>> start DATASET

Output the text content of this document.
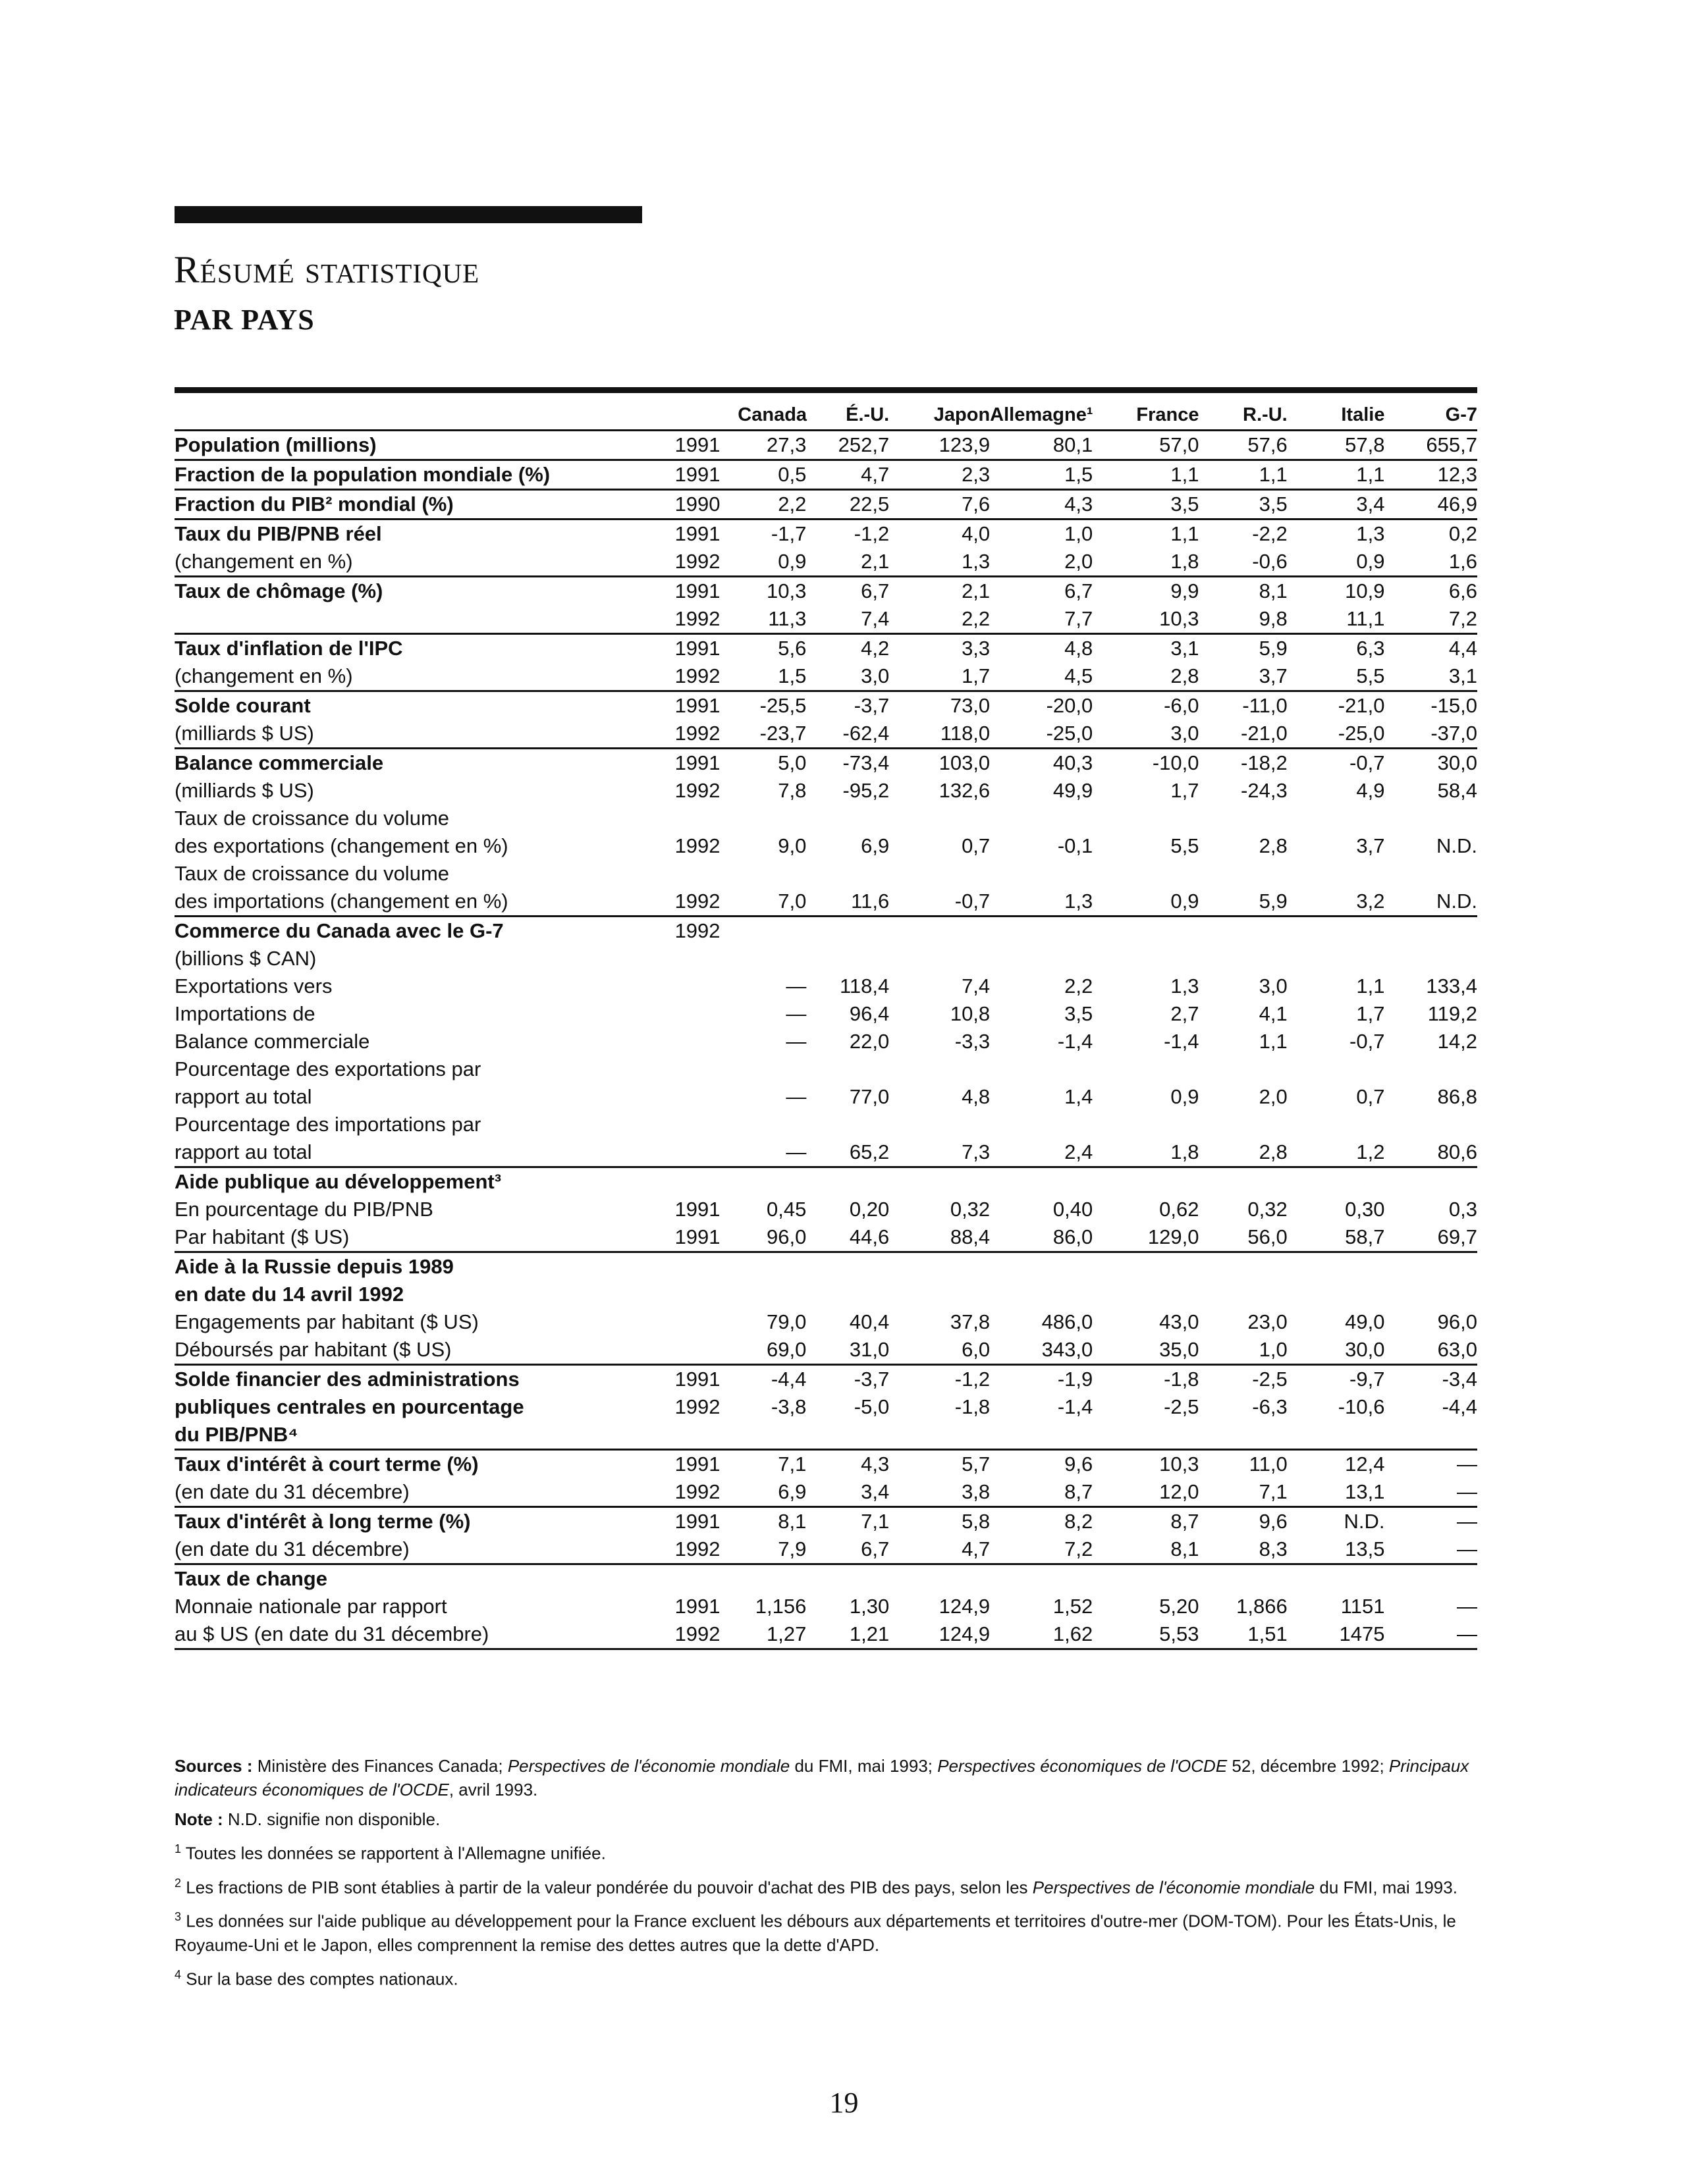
Résumé statistique
PAR PAYS
		Canada	É.-U.	Japon	Allemagne¹	France	R.-U.	Italie	G-7
Population (millions)	1991	27,3	252,7	123,9	80,1	57,0	57,6	57,8	655,7
Fraction de la population mondiale (%)	1991	0,5	4,7	2,3	1,5	1,1	1,1	1,1	12,3
Fraction du PIB² mondial (%)	1990	2,2	22,5	7,6	4,3	3,5	3,5	3,4	46,9
Taux du PIB/PNB réel	1991	-1,7	-1,2	4,0	1,0	1,1	-2,2	1,3	0,2
(changement en %)	1992	0,9	2,1	1,3	2,0	1,8	-0,6	0,9	1,6
Taux de chômage (%)	1991	10,3	6,7	2,1	6,7	9,9	8,1	10,9	6,6
	1992	11,3	7,4	2,2	7,7	10,3	9,8	11,1	7,2
Taux d'inflation de l'IPC	1991	5,6	4,2	3,3	4,8	3,1	5,9	6,3	4,4
(changement en %)	1992	1,5	3,0	1,7	4,5	2,8	3,7	5,5	3,1
Solde courant	1991	-25,5	-3,7	73,0	-20,0	-6,0	-11,0	-21,0	-15,0
(milliards $ US)	1992	-23,7	-62,4	118,0	-25,0	3,0	-21,0	-25,0	-37,0
Balance commerciale	1991	5,0	-73,4	103,0	40,3	-10,0	-18,2	-0,7	30,0
(milliards $ US)	1992	7,8	-95,2	132,6	49,9	1,7	-24,3	4,9	58,4
Taux de croissance du volume									
des exportations (changement en %)	1992	9,0	6,9	0,7	-0,1	5,5	2,8	3,7	N.D.
Taux de croissance du volume									
des importations (changement en %)	1992	7,0	11,6	-0,7	1,3	0,9	5,9	3,2	N.D.
Commerce du Canada avec le G-7	1992								
(billions $ CAN)									
Exportations vers		—	118,4	7,4	2,2	1,3	3,0	1,1	133,4
Importations de		—	96,4	10,8	3,5	2,7	4,1	1,7	119,2
Balance commerciale		—	22,0	-3,3	-1,4	-1,4	1,1	-0,7	14,2
Pourcentage des exportations par									
rapport au total		—	77,0	4,8	1,4	0,9	2,0	0,7	86,8
Pourcentage des importations par									
rapport au total		—	65,2	7,3	2,4	1,8	2,8	1,2	80,6
Aide publique au développement³									
En pourcentage du PIB/PNB	1991	0,45	0,20	0,32	0,40	0,62	0,32	0,30	0,3
Par habitant ($ US)	1991	96,0	44,6	88,4	86,0	129,0	56,0	58,7	69,7
Aide à la Russie depuis 1989									
en date du 14 avril 1992									
Engagements par habitant ($ US)		79,0	40,4	37,8	486,0	43,0	23,0	49,0	96,0
Déboursés par habitant ($ US)		69,0	31,0	6,0	343,0	35,0	1,0	30,0	63,0
Solde financier des administrations	1991	-4,4	-3,7	-1,2	-1,9	-1,8	-2,5	-9,7	-3,4
publiques centrales en pourcentage	1992	-3,8	-5,0	-1,8	-1,4	-2,5	-6,3	-10,6	-4,4
du PIB/PNB⁴									
Taux d'intérêt à court terme (%)	1991	7,1	4,3	5,7	9,6	10,3	11,0	12,4	—
(en date du 31 décembre)	1992	6,9	3,4	3,8	8,7	12,0	7,1	13,1	—
Taux d'intérêt à long terme (%)	1991	8,1	7,1	5,8	8,2	8,7	9,6	N.D.	—
(en date du 31 décembre)	1992	7,9	6,7	4,7	7,2	8,1	8,3	13,5	—
Taux de change									
Monnaie nationale par rapport	1991	1,156	1,30	124,9	1,52	5,20	1,866	1151	—
au $ US (en date du 31 décembre)	1992	1,27	1,21	124,9	1,62	5,53	1,51	1475	—

Sources : Ministère des Finances Canada; Perspectives de l'économie mondiale du FMI, mai 1993; Perspectives économiques de l'OCDE 52, décembre 1992; Principaux indicateurs économiques de l'OCDE, avril 1993.

Note : N.D. signifie non disponible.

$^1$ Toutes les données se rapportent à l'Allemagne unifiée.

$^2$ Les fractions de PIB sont établies à partir de la valeur pondérée du pouvoir d'achat des PIB des pays, selon les Perspectives de l'économie mondiale du FMI, mai 1993.

$^3$ Les données sur l'aide publique au développement pour la France excluent les débours aux départements et territoires d'outre-mer (DOM-TOM). Pour les États-Unis, le Royaume-Uni et le Japon, elles comprennent la remise des dettes autres que la dette d'APD.

$^4$ Sur la base des comptes nationaux.

19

>> end DATASET

• _SHORT EXERCISE_
Pull out all lines from the listing that contain the string "Canada".

• _EXPECTED ANSWER_
		Canada	É.-U.	Japon	Allemagne¹	France	R.-U.	Italie	G-7
Commerce du Canada avec le G-7	1992								
Sources : Ministère des Finances Canada; Perspectives de l'économie mondiale du FMI, mai 1993; Perspectives économiques de l'OCDE 52, décembre 1992; Principaux indicateurs économiques de l'OCDE, avril 1993.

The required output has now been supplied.